→ **AIM OF THE TASK**
Images are excluded; otherwise, output every record exactly.
## Start EXCERPTED RECORDS
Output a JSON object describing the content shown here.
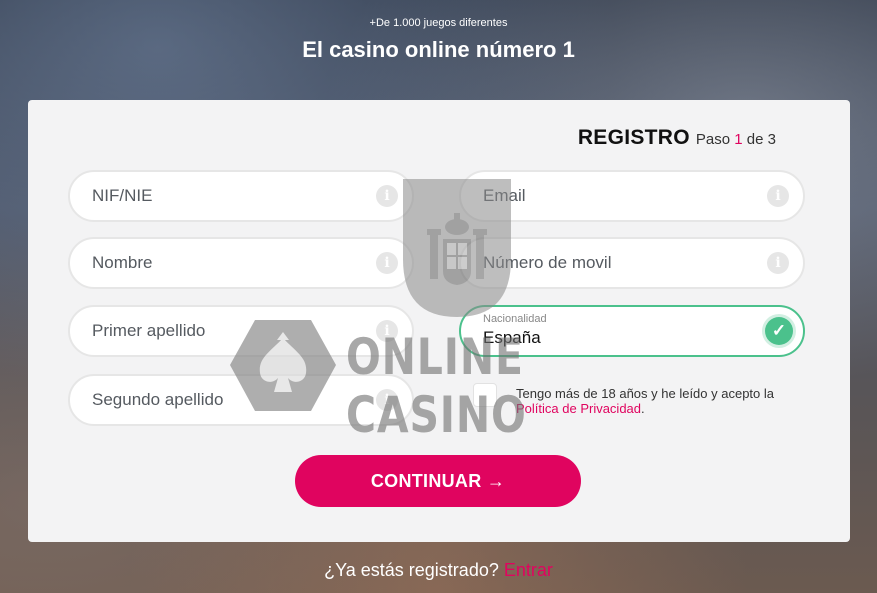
{
  "header": {
    "subtitle": "+De 1.000 juegos diferentes",
    "title": "El casino online número 1"
  },
  "registro": {
    "title": "REGISTRO",
    "step_prefix": "Paso",
    "step_current": "1",
    "step_of": "de 3"
  },
  "form": {
    "nif": {
      "placeholder": "NIF/NIE"
    },
    "nombre": {
      "placeholder": "Nombre"
    },
    "primer_apellido": {
      "placeholder": "Primer apellido"
    },
    "segundo_apellido": {
      "placeholder": "Segundo apellido"
    },
    "email": {
      "placeholder": "Email"
    },
    "movil": {
      "placeholder": "Número de movil"
    },
    "nacionalidad": {
      "label": "Nacionalidad",
      "value": "España"
    },
    "terms": {
      "text_before": "Tengo más de 18 años y he leído y acepto la",
      "link": "Política de Privacidad",
      "text_after": ".",
      "checked": false
    },
    "continue_label": "CONTINUAR →"
  },
  "footer": {
    "question": "¿Ya estás registrado?",
    "login_link": "Entrar"
  },
  "watermark": {
    "text": "ONLINE CASINO"
  },
  "icons": {
    "info": "info-icon",
    "check": "check-icon",
    "arrow": "arrow-right-icon"
  },
  "colors": {
    "accent": "#e0045f",
    "valid": "#4bc18c",
    "card_bg": "#f3f3f4"
  }
}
## End EXCERPTED RECORDS
→ **TASK RESPONSE**
Output a JSON object describing the content shown here.
{
  "header": {
    "subtitle": "+De 1.000 juegos diferentes",
    "title": "El casino online número 1"
  },
  "registro": {
    "title": "REGISTRO",
    "step_prefix": "Paso",
    "step_current": "1",
    "step_of": "de 3"
  },
  "form": {
    "nif": {
      "placeholder": "NIF/NIE"
    },
    "nombre": {
      "placeholder": "Nombre"
    },
    "primer_apellido": {
      "placeholder": "Primer apellido"
    },
    "segundo_apellido": {
      "placeholder": "Segundo apellido"
    },
    "email": {
      "placeholder": "Email"
    },
    "movil": {
      "placeholder": "Número de movil"
    },
    "nacionalidad": {
      "label": "Nacionalidad",
      "value": "España"
    },
    "terms": {
      "text_before": "Tengo más de 18 años y he leído y acepto la",
      "link": "Política de Privacidad",
      "text_after": ".",
      "checked": false
    },
    "continue_label": "CONTINUAR →"
  },
  "footer": {
    "question": "¿Ya estás registrado?",
    "login_link": "Entrar"
  },
  "watermark": {
    "text": "ONLINE CASINO"
  },
  "icons": {
    "info": "info-icon",
    "check": "check-icon",
    "arrow": "arrow-right-icon"
  },
  "colors": {
    "accent": "#e0045f",
    "valid": "#4bc18c",
    "card_bg": "#f3f3f4"
  }
}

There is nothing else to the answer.